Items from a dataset
## BEGIN

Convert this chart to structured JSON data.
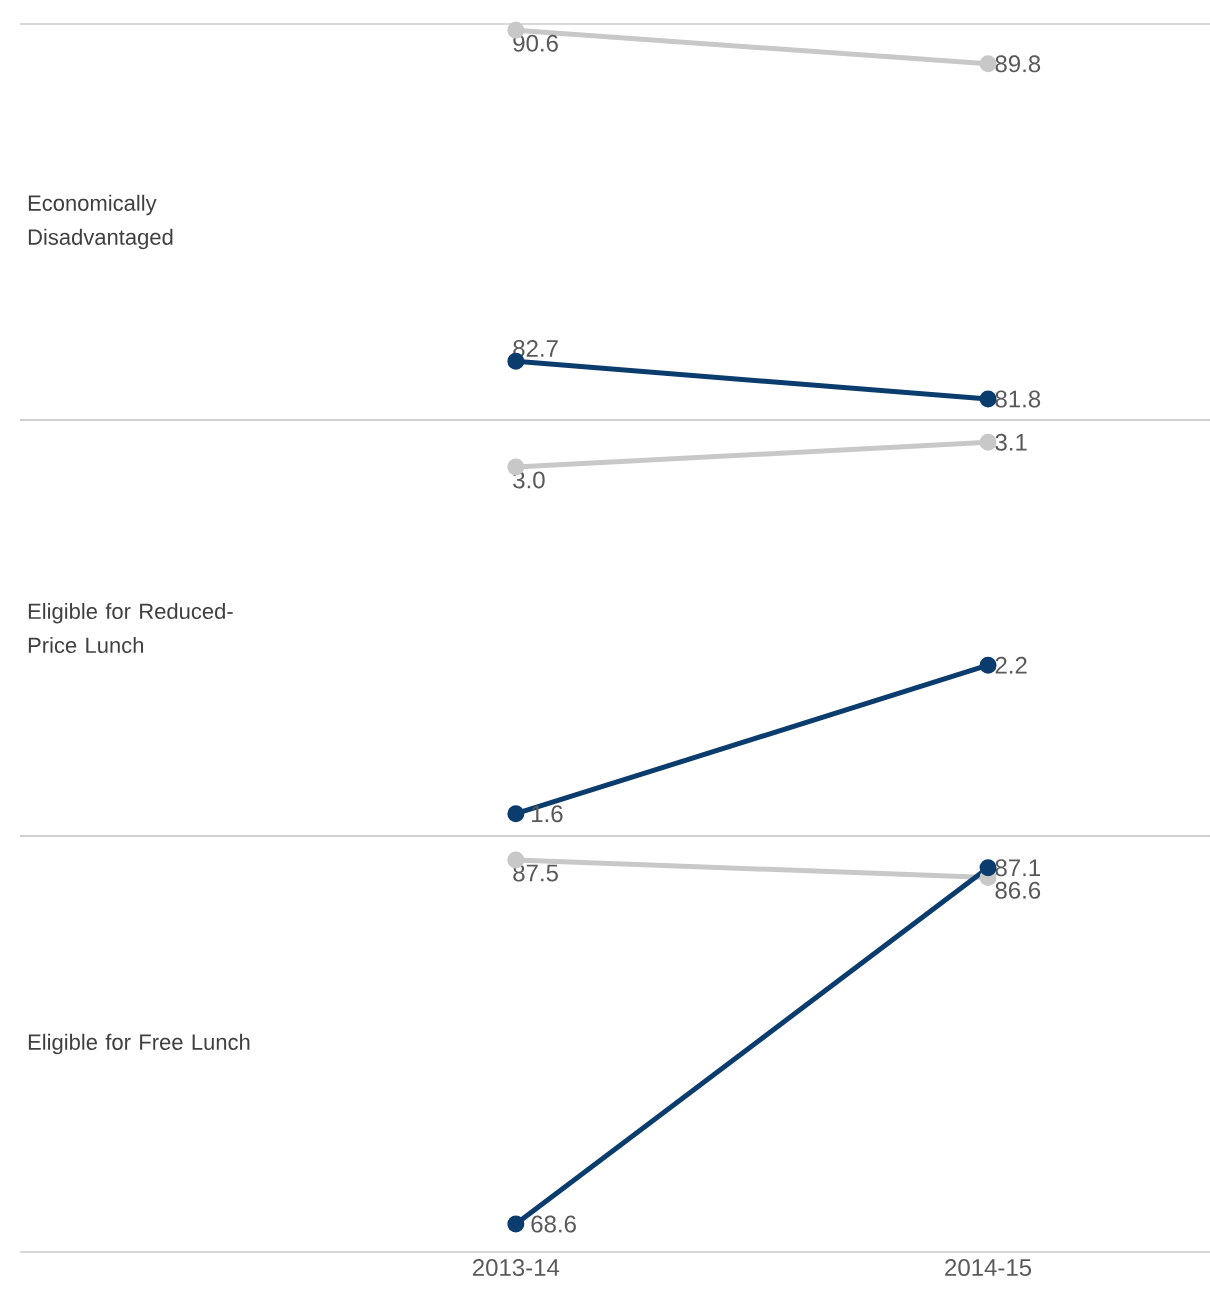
{
  "chart_data": [
    {
      "type": "line",
      "title": "Economically Disadvantaged",
      "categories": [
        "2013-14",
        "2014-15"
      ],
      "ylim": [
        81.3,
        90.75
      ],
      "tick_labels": false,
      "marker": "circle",
      "series": [
        {
          "color": "#c8c8c8",
          "values": [
            90.6,
            89.8
          ],
          "value_labels": [
            "90.6",
            "89.8"
          ]
        },
        {
          "color": "#0b3c6e",
          "values": [
            82.7,
            81.8
          ],
          "value_labels": [
            "82.7",
            "81.8"
          ]
        }
      ]
    },
    {
      "type": "line",
      "title": "Eligible for Reduced-Price Lunch",
      "categories": [
        "2013-14",
        "2014-15"
      ],
      "ylim": [
        1.51,
        3.19
      ],
      "tick_labels": false,
      "marker": "circle",
      "series": [
        {
          "color": "#c8c8c8",
          "values": [
            3.0,
            3.1
          ],
          "value_labels": [
            "3.0",
            "3.1"
          ]
        },
        {
          "color": "#0b3c6e",
          "values": [
            1.6,
            2.2
          ],
          "value_labels": [
            "1.6",
            "2.2"
          ]
        }
      ]
    },
    {
      "type": "line",
      "title": "Eligible for Free Lunch",
      "categories": [
        "2013-14",
        "2014-15"
      ],
      "ylim": [
        67.15,
        88.75
      ],
      "tick_labels": "x",
      "marker": "circle",
      "series": [
        {
          "color": "#c8c8c8",
          "values": [
            87.5,
            86.6
          ],
          "value_labels": [
            "87.5",
            "86.6"
          ]
        },
        {
          "color": "#0b3c6e",
          "values": [
            68.6,
            87.1
          ],
          "value_labels": [
            "68.6",
            "87.1"
          ]
        }
      ]
    }
  ]
}
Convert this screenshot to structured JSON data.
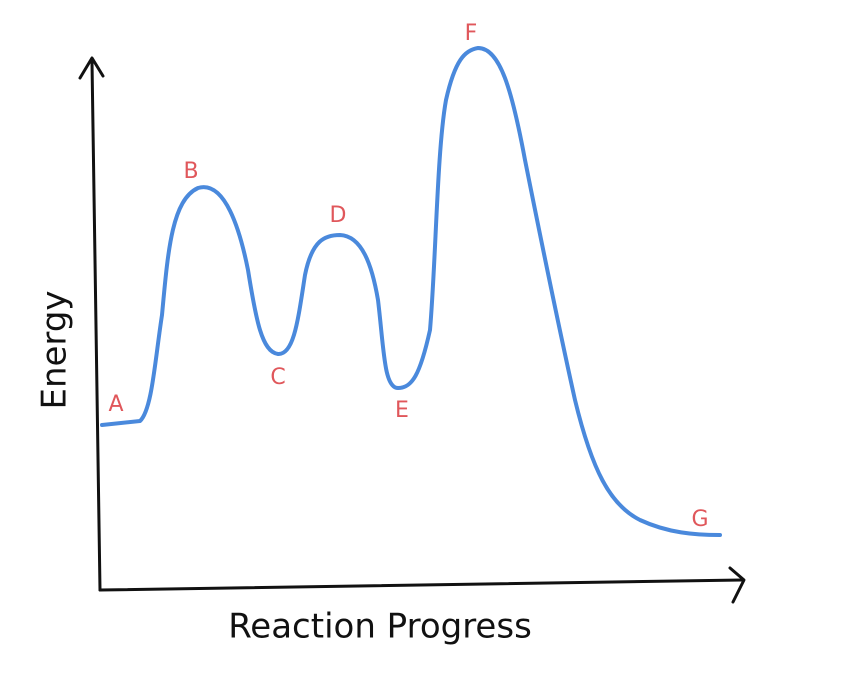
{
  "axes": {
    "x_label": "Reaction Progress",
    "y_label": "Energy"
  },
  "points": [
    {
      "label": "A"
    },
    {
      "label": "B"
    },
    {
      "label": "C"
    },
    {
      "label": "D"
    },
    {
      "label": "E"
    },
    {
      "label": "F"
    },
    {
      "label": "G"
    }
  ]
}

## END

## Prompt
Scan the records above for the string "structured", then select every line that holds it.

## Right answer
Convert this chart to structured JSON data.
Convert this screenshot to structured JSON data.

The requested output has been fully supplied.